>> Start DATASET ENTRIES

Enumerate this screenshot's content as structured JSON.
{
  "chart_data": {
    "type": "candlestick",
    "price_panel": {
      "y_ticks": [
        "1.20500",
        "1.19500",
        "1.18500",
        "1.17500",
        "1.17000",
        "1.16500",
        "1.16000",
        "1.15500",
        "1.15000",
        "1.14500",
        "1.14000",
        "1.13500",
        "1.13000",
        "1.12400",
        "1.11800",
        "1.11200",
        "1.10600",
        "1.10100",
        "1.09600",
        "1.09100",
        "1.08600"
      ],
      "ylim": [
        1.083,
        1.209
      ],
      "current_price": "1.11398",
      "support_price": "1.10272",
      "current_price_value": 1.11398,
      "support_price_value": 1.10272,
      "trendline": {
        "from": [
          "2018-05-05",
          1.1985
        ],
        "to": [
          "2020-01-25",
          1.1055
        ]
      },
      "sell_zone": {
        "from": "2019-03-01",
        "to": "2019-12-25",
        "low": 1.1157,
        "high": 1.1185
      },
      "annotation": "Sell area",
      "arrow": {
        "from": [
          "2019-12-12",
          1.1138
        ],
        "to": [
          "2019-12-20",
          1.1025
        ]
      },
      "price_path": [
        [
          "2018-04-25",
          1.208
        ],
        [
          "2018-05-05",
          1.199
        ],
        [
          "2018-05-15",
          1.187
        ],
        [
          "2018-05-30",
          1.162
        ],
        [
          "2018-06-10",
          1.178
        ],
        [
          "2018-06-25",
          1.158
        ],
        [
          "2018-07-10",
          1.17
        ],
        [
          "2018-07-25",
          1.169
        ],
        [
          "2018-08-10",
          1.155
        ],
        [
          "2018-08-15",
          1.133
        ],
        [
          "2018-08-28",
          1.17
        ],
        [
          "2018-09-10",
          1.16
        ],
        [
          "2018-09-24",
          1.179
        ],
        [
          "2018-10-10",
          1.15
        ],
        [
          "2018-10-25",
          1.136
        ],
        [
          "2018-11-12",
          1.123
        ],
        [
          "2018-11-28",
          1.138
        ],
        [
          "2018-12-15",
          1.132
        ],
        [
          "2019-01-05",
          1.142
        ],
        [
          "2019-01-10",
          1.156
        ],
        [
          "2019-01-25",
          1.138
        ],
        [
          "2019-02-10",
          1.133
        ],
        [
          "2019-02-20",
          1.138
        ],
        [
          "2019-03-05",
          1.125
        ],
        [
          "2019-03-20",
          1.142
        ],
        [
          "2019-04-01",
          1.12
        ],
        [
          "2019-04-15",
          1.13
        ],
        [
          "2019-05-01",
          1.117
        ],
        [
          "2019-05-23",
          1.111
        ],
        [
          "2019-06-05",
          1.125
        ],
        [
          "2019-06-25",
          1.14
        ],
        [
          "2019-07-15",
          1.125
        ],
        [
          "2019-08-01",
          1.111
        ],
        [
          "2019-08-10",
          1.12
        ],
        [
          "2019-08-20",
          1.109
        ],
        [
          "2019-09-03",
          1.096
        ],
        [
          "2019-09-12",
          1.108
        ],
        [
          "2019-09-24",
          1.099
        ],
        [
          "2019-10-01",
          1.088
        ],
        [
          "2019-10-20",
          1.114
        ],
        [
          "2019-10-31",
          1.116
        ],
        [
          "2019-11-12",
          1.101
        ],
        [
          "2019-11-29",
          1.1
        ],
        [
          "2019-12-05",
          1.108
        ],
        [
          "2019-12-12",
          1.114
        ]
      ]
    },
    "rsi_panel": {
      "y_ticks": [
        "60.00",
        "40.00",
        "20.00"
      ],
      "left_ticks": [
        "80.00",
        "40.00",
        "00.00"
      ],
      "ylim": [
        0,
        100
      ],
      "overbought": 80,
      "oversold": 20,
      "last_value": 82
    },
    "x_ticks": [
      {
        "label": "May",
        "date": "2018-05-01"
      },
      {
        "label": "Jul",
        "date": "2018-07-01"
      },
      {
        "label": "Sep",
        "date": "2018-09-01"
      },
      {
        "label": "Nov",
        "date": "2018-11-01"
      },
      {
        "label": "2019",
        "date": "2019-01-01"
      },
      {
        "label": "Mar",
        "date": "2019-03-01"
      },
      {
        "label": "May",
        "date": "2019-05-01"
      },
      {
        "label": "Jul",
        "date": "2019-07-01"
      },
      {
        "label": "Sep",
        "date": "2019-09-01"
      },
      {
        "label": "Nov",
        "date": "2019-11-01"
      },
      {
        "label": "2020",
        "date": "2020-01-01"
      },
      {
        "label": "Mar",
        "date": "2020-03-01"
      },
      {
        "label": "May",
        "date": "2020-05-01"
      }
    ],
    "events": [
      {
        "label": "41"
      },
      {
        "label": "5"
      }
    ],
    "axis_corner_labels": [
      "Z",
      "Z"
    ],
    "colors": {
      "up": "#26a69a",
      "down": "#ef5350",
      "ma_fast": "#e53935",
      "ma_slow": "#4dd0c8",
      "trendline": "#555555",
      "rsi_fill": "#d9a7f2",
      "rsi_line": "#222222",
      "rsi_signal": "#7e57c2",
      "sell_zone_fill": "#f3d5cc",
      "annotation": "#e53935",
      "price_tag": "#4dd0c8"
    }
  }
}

>> End DATASET ENTRIES

**TASK TO COMPLETE**.
Faithfully copy every entry, leaving nothing out.

**TASK RESPONSE**.
Enumerate this screenshot's content as structured JSON.
{
  "chart_data": {
    "type": "candlestick",
    "price_panel": {
      "y_ticks": [
        "1.20500",
        "1.19500",
        "1.18500",
        "1.17500",
        "1.17000",
        "1.16500",
        "1.16000",
        "1.15500",
        "1.15000",
        "1.14500",
        "1.14000",
        "1.13500",
        "1.13000",
        "1.12400",
        "1.11800",
        "1.11200",
        "1.10600",
        "1.10100",
        "1.09600",
        "1.09100",
        "1.08600"
      ],
      "ylim": [
        1.083,
        1.209
      ],
      "current_price": "1.11398",
      "support_price": "1.10272",
      "current_price_value": 1.11398,
      "support_price_value": 1.10272,
      "trendline": {
        "from": [
          "2018-05-05",
          1.1985
        ],
        "to": [
          "2020-01-25",
          1.1055
        ]
      },
      "sell_zone": {
        "from": "2019-03-01",
        "to": "2019-12-25",
        "low": 1.1157,
        "high": 1.1185
      },
      "annotation": "Sell area",
      "arrow": {
        "from": [
          "2019-12-12",
          1.1138
        ],
        "to": [
          "2019-12-20",
          1.1025
        ]
      },
      "price_path": [
        [
          "2018-04-25",
          1.208
        ],
        [
          "2018-05-05",
          1.199
        ],
        [
          "2018-05-15",
          1.187
        ],
        [
          "2018-05-30",
          1.162
        ],
        [
          "2018-06-10",
          1.178
        ],
        [
          "2018-06-25",
          1.158
        ],
        [
          "2018-07-10",
          1.17
        ],
        [
          "2018-07-25",
          1.169
        ],
        [
          "2018-08-10",
          1.155
        ],
        [
          "2018-08-15",
          1.133
        ],
        [
          "2018-08-28",
          1.17
        ],
        [
          "2018-09-10",
          1.16
        ],
        [
          "2018-09-24",
          1.179
        ],
        [
          "2018-10-10",
          1.15
        ],
        [
          "2018-10-25",
          1.136
        ],
        [
          "2018-11-12",
          1.123
        ],
        [
          "2018-11-28",
          1.138
        ],
        [
          "2018-12-15",
          1.132
        ],
        [
          "2019-01-05",
          1.142
        ],
        [
          "2019-01-10",
          1.156
        ],
        [
          "2019-01-25",
          1.138
        ],
        [
          "2019-02-10",
          1.133
        ],
        [
          "2019-02-20",
          1.138
        ],
        [
          "2019-03-05",
          1.125
        ],
        [
          "2019-03-20",
          1.142
        ],
        [
          "2019-04-01",
          1.12
        ],
        [
          "2019-04-15",
          1.13
        ],
        [
          "2019-05-01",
          1.117
        ],
        [
          "2019-05-23",
          1.111
        ],
        [
          "2019-06-05",
          1.125
        ],
        [
          "2019-06-25",
          1.14
        ],
        [
          "2019-07-15",
          1.125
        ],
        [
          "2019-08-01",
          1.111
        ],
        [
          "2019-08-10",
          1.12
        ],
        [
          "2019-08-20",
          1.109
        ],
        [
          "2019-09-03",
          1.096
        ],
        [
          "2019-09-12",
          1.108
        ],
        [
          "2019-09-24",
          1.099
        ],
        [
          "2019-10-01",
          1.088
        ],
        [
          "2019-10-20",
          1.114
        ],
        [
          "2019-10-31",
          1.116
        ],
        [
          "2019-11-12",
          1.101
        ],
        [
          "2019-11-29",
          1.1
        ],
        [
          "2019-12-05",
          1.108
        ],
        [
          "2019-12-12",
          1.114
        ]
      ]
    },
    "rsi_panel": {
      "y_ticks": [
        "60.00",
        "40.00",
        "20.00"
      ],
      "left_ticks": [
        "80.00",
        "40.00",
        "00.00"
      ],
      "ylim": [
        0,
        100
      ],
      "overbought": 80,
      "oversold": 20,
      "last_value": 82
    },
    "x_ticks": [
      {
        "label": "May",
        "date": "2018-05-01"
      },
      {
        "label": "Jul",
        "date": "2018-07-01"
      },
      {
        "label": "Sep",
        "date": "2018-09-01"
      },
      {
        "label": "Nov",
        "date": "2018-11-01"
      },
      {
        "label": "2019",
        "date": "2019-01-01"
      },
      {
        "label": "Mar",
        "date": "2019-03-01"
      },
      {
        "label": "May",
        "date": "2019-05-01"
      },
      {
        "label": "Jul",
        "date": "2019-07-01"
      },
      {
        "label": "Sep",
        "date": "2019-09-01"
      },
      {
        "label": "Nov",
        "date": "2019-11-01"
      },
      {
        "label": "2020",
        "date": "2020-01-01"
      },
      {
        "label": "Mar",
        "date": "2020-03-01"
      },
      {
        "label": "May",
        "date": "2020-05-01"
      }
    ],
    "events": [
      {
        "label": "41"
      },
      {
        "label": "5"
      }
    ],
    "axis_corner_labels": [
      "Z",
      "Z"
    ],
    "colors": {
      "up": "#26a69a",
      "down": "#ef5350",
      "ma_fast": "#e53935",
      "ma_slow": "#4dd0c8",
      "trendline": "#555555",
      "rsi_fill": "#d9a7f2",
      "rsi_line": "#222222",
      "rsi_signal": "#7e57c2",
      "sell_zone_fill": "#f3d5cc",
      "annotation": "#e53935",
      "price_tag": "#4dd0c8"
    }
  }
}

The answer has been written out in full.